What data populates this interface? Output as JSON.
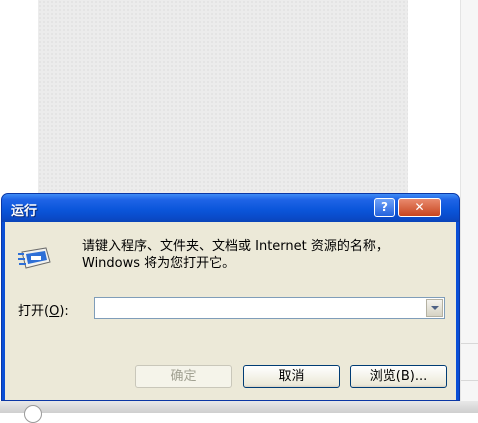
{
  "dialog": {
    "title": "运行",
    "prompt": "请键入程序、文件夹、文档或 Internet 资源的名称，Windows 将为您打开它。",
    "open_label_prefix": "打开(",
    "open_label_key": "O",
    "open_label_suffix": "):",
    "open_value": "",
    "buttons": {
      "ok": "确定",
      "cancel": "取消",
      "browse": "浏览(B)..."
    },
    "title_buttons": {
      "help": "?",
      "close": "✕"
    }
  },
  "icons": [
    "run-icon",
    "help-icon",
    "close-icon",
    "chevron-down-icon"
  ],
  "colors": {
    "titlebar": "#0a56db",
    "dialog_body": "#ece9d8",
    "close_button": "#c8451f"
  }
}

--------

- [REQUIREMENTS]:
In your copy, leave out the pictures and reproduce the material above exactly.

- [SOLUTION TO THIS TASK]:
What data populates this interface? Output as JSON.
{
  "dialog": {
    "title": "运行",
    "prompt": "请键入程序、文件夹、文档或 Internet 资源的名称，Windows 将为您打开它。",
    "open_label_prefix": "打开(",
    "open_label_key": "O",
    "open_label_suffix": "):",
    "open_value": "",
    "buttons": {
      "ok": "确定",
      "cancel": "取消",
      "browse": "浏览(B)..."
    },
    "title_buttons": {
      "help": "?",
      "close": "✕"
    }
  },
  "icons": [
    "run-icon",
    "help-icon",
    "close-icon",
    "chevron-down-icon"
  ],
  "colors": {
    "titlebar": "#0a56db",
    "dialog_body": "#ece9d8",
    "close_button": "#c8451f"
  }
}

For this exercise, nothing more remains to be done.